§ ESTRATTO FORNITO:
* * * * *

Selfie con Carlsen durante il match: giovane scacchista denunciata

Un momento informale durante il torneo si trasforma in polemica: il numero uno al mondo applica il regolamento alla lettera.

Scacchista match
@Credit: Alua Nurman

Un episodio curioso e controverso ha animato il mondo degli scacchi durante il Grenke Chess Festival. La giovane promessa kazaka Alua Nurman, appena 18enne, ha colto l’occasione per scattare un selfie con il numero uno al mondo, Magnus Carlsen, proprio mentre i due erano impegnati in una partita ufficiale.

Il grande maestro norvegese ha accettato la richiesta con sportività, posando sorridente accanto alla scacchiera. Tuttavia, quello che sembrava un momento leggero si è trasformato rapidamente in un caso regolamentare.

La segnalazione agli arbitri

Poco dopo lo scatto, Carlsen si è alzato dal tavolo e ha informato gli arbitri della presenza di un telefono cellulare, violando le regole del torneo. Nei tornei di alto livello, infatti, i dispositivi elettronici sono severamente vietati per evitare qualsiasi forma di assistenza esterna.

Gli organizzatori hanno quindi chiesto a Nurman di consegnare il telefono, come previsto dal regolamento.

Un dilemma tra fair play e regole

La situazione ha messo Carlsen davanti a una scelta delicata: rifiutare il selfie per rispettare le norme o accettarlo rischiando una violazione evidente. Il campione ha optato per una soluzione intermedia: concedere la foto, ma segnalare subito dopo l’infrazione.

Una decisione che ha diviso appassionati e osservatori.

* * * * *

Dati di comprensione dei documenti
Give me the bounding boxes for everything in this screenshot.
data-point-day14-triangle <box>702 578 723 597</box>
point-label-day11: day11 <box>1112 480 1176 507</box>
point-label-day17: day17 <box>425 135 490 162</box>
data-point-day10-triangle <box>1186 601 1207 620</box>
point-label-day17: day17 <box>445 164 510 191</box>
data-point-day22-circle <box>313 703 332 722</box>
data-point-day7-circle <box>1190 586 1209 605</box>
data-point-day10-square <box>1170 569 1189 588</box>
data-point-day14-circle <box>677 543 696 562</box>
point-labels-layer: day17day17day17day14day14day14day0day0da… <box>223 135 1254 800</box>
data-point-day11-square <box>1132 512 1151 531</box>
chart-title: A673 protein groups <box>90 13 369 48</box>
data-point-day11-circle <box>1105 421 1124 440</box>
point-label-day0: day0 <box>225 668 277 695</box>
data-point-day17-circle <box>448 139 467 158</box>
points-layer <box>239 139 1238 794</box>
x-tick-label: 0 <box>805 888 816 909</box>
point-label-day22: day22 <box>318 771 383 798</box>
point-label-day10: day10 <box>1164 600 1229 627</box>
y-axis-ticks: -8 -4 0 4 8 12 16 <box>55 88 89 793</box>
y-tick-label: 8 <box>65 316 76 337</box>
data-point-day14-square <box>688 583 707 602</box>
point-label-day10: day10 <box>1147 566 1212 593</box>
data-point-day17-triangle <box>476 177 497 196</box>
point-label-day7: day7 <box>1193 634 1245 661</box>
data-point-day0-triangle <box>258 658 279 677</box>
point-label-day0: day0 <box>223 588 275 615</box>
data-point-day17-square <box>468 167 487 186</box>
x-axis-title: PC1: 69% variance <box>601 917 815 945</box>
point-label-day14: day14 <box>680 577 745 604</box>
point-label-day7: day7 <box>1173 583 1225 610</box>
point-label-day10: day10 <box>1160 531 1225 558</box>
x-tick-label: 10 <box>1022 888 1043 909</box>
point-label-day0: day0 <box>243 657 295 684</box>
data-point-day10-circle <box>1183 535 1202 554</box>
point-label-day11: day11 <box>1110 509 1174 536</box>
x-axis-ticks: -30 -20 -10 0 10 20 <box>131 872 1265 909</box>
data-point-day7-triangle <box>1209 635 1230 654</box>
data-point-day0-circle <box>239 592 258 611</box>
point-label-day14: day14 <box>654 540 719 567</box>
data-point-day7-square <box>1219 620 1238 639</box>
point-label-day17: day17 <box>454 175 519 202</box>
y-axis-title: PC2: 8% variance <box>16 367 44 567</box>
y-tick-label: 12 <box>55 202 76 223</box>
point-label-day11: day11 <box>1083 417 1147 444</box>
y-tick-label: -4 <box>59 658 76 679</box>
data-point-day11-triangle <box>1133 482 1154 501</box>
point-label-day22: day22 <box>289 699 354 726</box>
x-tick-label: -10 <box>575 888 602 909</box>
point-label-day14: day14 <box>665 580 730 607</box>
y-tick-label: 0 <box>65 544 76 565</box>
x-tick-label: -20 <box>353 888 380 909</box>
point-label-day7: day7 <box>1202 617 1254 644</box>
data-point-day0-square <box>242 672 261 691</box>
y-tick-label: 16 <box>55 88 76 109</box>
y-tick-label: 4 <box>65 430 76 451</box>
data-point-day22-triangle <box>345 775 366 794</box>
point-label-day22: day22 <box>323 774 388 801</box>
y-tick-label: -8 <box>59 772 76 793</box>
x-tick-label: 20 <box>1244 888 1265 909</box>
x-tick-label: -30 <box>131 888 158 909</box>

* * * * *

§ APPLICA QUANTO LETTO:
a - Ritrascrivi dall'articolo sul selfie con Carlsen il passo che parte da "La segnalazione agli" e termina con "di assistenza esterna.".
b - Nell'articolo sul selfie con Carlsen, in quale torneo si è verificato l'episodio?

§ RISPOSTE PER COMPITO:
a -
La segnalazione agli arbitri

Poco dopo lo scatto, Carlsen si è alzato dal tavolo e ha informato gli arbitri della presenza di un telefono cellulare, violando le regole del torneo. Nei tornei di alto livello, infatti, i dispositivi elettronici sono severamente vietati per evitare qualsiasi forma di assistenza esterna.

b - Nel Grenke Chess Festival.